▶ **TASK REQUIREMENTS**
Each entry below must be repeated exactly. Leave the pictures out of it.

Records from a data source
= Beginning of Section =

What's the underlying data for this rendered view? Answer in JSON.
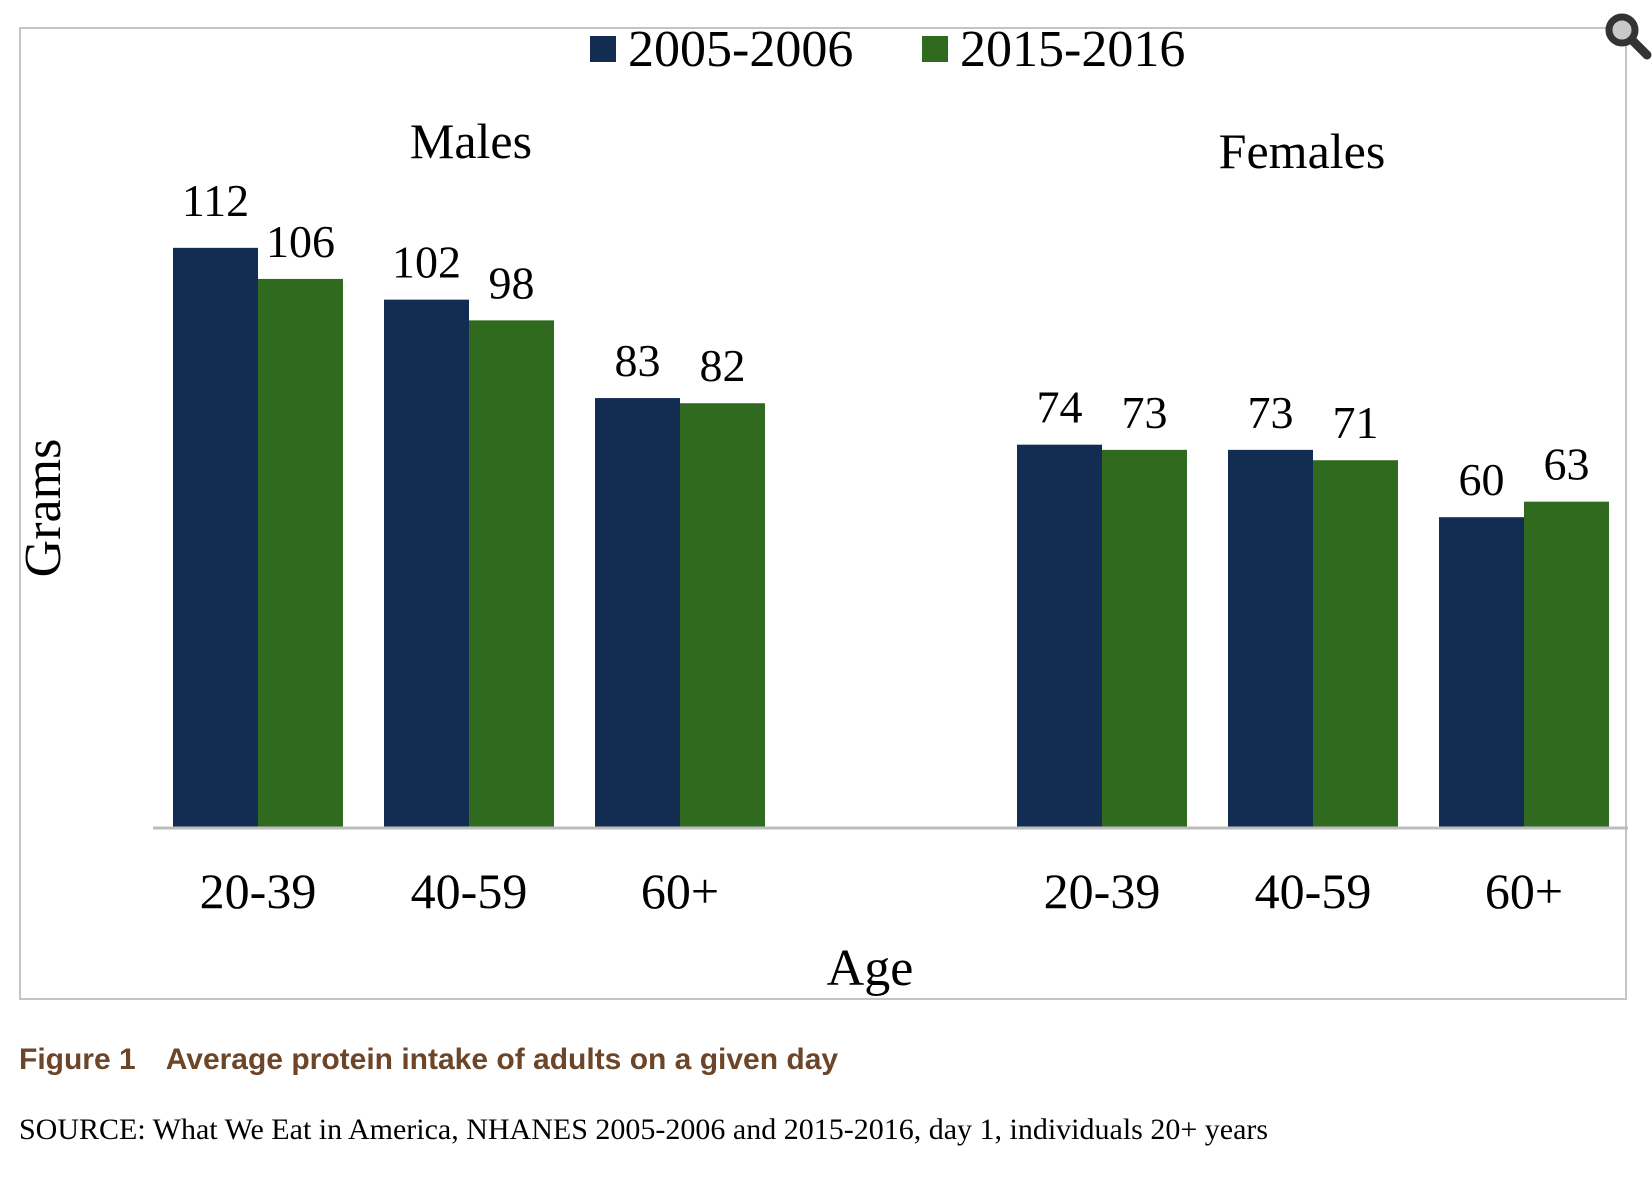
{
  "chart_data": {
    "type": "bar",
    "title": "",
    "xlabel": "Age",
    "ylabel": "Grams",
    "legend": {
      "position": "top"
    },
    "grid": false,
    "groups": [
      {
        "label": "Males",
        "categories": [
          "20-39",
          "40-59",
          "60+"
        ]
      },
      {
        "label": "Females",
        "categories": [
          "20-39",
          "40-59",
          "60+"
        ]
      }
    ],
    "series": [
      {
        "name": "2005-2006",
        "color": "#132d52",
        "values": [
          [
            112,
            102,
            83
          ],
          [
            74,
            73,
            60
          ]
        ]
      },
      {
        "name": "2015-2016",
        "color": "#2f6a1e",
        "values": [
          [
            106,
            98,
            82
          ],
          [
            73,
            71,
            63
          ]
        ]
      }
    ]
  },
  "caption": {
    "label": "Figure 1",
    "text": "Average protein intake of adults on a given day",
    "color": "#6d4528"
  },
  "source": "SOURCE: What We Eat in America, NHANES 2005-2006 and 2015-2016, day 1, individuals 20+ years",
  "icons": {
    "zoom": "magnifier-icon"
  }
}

= End of Section =

▶ **SOLUTION FOR THIS PROBLEM**
What's the underlying data for this rendered view? Answer in JSON.
{
  "chart_data": {
    "type": "bar",
    "title": "",
    "xlabel": "Age",
    "ylabel": "Grams",
    "legend": {
      "position": "top"
    },
    "grid": false,
    "groups": [
      {
        "label": "Males",
        "categories": [
          "20-39",
          "40-59",
          "60+"
        ]
      },
      {
        "label": "Females",
        "categories": [
          "20-39",
          "40-59",
          "60+"
        ]
      }
    ],
    "series": [
      {
        "name": "2005-2006",
        "color": "#132d52",
        "values": [
          [
            112,
            102,
            83
          ],
          [
            74,
            73,
            60
          ]
        ]
      },
      {
        "name": "2015-2016",
        "color": "#2f6a1e",
        "values": [
          [
            106,
            98,
            82
          ],
          [
            73,
            71,
            63
          ]
        ]
      }
    ]
  },
  "caption": {
    "label": "Figure 1",
    "text": "Average protein intake of adults on a given day",
    "color": "#6d4528"
  },
  "source": "SOURCE: What We Eat in America, NHANES 2005-2006 and 2015-2016, day 1, individuals 20+ years",
  "icons": {
    "zoom": "magnifier-icon"
  }
}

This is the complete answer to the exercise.